**DO THIS**
Find the string "charakteryzuje" in the listing and report every line that has it.

**DATA EXTRACT**
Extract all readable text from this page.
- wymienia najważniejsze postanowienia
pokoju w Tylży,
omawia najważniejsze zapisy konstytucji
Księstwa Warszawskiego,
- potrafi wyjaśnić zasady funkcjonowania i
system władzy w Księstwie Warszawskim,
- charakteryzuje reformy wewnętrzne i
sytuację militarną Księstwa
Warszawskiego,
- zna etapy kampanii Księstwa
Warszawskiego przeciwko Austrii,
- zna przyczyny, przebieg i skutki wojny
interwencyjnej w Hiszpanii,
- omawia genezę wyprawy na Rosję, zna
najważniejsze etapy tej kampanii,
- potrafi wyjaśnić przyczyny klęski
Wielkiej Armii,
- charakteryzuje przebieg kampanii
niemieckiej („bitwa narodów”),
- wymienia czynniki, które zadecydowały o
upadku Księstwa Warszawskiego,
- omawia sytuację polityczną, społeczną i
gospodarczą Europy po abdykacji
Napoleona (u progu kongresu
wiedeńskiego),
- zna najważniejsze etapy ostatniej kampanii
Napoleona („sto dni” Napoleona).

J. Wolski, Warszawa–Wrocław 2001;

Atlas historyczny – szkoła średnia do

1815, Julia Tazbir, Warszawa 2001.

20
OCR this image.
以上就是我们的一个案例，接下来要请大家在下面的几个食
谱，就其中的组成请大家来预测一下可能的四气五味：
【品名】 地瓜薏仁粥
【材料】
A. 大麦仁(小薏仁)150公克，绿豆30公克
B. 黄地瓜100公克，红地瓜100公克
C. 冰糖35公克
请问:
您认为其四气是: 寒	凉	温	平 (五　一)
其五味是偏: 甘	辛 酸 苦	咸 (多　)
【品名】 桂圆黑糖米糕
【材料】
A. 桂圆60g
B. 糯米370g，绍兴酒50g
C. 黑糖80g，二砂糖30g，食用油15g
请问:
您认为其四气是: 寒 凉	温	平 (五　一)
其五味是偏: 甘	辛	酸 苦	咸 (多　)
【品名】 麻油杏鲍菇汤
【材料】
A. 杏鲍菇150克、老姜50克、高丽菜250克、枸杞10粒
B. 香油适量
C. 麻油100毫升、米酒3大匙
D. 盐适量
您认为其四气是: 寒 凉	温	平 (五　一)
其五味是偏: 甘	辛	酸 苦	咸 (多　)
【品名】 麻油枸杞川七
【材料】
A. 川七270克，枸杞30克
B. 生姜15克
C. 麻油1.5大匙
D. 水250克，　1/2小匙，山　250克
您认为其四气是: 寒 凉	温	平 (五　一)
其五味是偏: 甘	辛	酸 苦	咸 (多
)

**WRITTEN SOLUTION**
- charakteryzuje reformy wewnętrzne i
- charakteryzuje przebieg kampanii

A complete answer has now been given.